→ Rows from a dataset
☆ ☆ ☆
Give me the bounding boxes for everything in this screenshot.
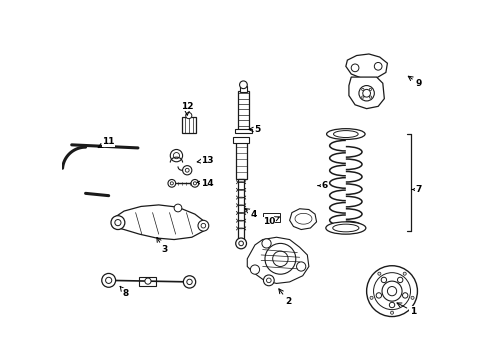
Circle shape [171, 149, 183, 162]
Bar [240, 86, 247, 93]
Circle shape [239, 241, 244, 246]
Circle shape [194, 182, 196, 185]
Bar [182, 117, 196, 132]
Circle shape [373, 273, 411, 310]
Circle shape [186, 112, 192, 119]
Ellipse shape [326, 222, 366, 234]
Bar [238, 91, 249, 131]
Circle shape [240, 81, 247, 89]
Circle shape [397, 277, 403, 283]
Ellipse shape [333, 224, 359, 232]
Text: 6: 6 [318, 181, 327, 190]
Text: 5: 5 [249, 125, 260, 134]
Circle shape [369, 88, 371, 91]
Text: 2: 2 [279, 289, 291, 306]
Circle shape [115, 220, 121, 226]
Polygon shape [247, 237, 309, 283]
Text: 8: 8 [120, 286, 129, 298]
Circle shape [390, 302, 395, 308]
Polygon shape [346, 54, 388, 78]
Polygon shape [113, 205, 205, 239]
Polygon shape [290, 209, 317, 230]
Circle shape [145, 278, 151, 284]
Text: 9: 9 [408, 76, 421, 88]
Circle shape [168, 180, 175, 187]
Circle shape [264, 275, 274, 286]
Circle shape [187, 279, 192, 285]
Circle shape [378, 272, 381, 275]
Circle shape [198, 220, 209, 231]
Bar [238, 179, 244, 240]
Bar [140, 276, 156, 286]
Text: 11: 11 [98, 137, 115, 148]
Circle shape [102, 274, 116, 287]
Circle shape [388, 287, 397, 296]
Circle shape [381, 277, 387, 283]
Circle shape [351, 64, 359, 72]
Ellipse shape [327, 129, 365, 139]
Circle shape [174, 204, 182, 212]
Circle shape [363, 89, 370, 97]
Bar [263, 213, 280, 222]
Text: 12: 12 [181, 102, 194, 115]
Circle shape [359, 86, 374, 101]
Bar [236, 142, 246, 179]
Circle shape [111, 216, 125, 230]
Circle shape [265, 243, 296, 274]
Bar [235, 130, 252, 133]
Text: 10: 10 [263, 217, 279, 226]
Circle shape [250, 265, 260, 274]
Circle shape [374, 62, 382, 70]
Text: 14: 14 [197, 179, 214, 188]
Circle shape [376, 293, 382, 298]
Circle shape [236, 238, 246, 249]
Bar [233, 137, 249, 143]
Circle shape [267, 278, 271, 283]
Circle shape [382, 281, 402, 301]
Circle shape [106, 277, 112, 283]
Circle shape [273, 251, 288, 266]
Circle shape [369, 96, 371, 98]
Circle shape [262, 239, 271, 248]
Circle shape [411, 296, 414, 300]
Circle shape [171, 182, 173, 185]
Circle shape [296, 262, 306, 271]
Text: 13: 13 [197, 156, 214, 165]
Text: 1: 1 [397, 303, 416, 316]
Circle shape [370, 296, 373, 300]
Circle shape [183, 276, 196, 288]
Polygon shape [349, 77, 384, 109]
Circle shape [173, 153, 179, 159]
Text: 7: 7 [412, 185, 421, 194]
Circle shape [362, 96, 364, 98]
Ellipse shape [334, 131, 358, 138]
Circle shape [183, 166, 192, 175]
Circle shape [362, 88, 364, 91]
Circle shape [185, 168, 189, 172]
Text: 3: 3 [157, 238, 167, 254]
Text: 4: 4 [245, 208, 257, 219]
Circle shape [201, 223, 206, 228]
Circle shape [402, 293, 408, 298]
Circle shape [191, 180, 199, 187]
Circle shape [403, 272, 406, 275]
Circle shape [391, 311, 393, 314]
Circle shape [367, 266, 417, 316]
☆ ☆ ☆
→ Task
Report each line of the entries above that contains the word "Ellipse", matching uppercase and lowercase letters exactly.

→ Result for this task
Ellipse shape [326, 222, 366, 234]
Ellipse shape [333, 224, 359, 232]
Ellipse shape [327, 129, 365, 139]
Ellipse shape [334, 131, 358, 138]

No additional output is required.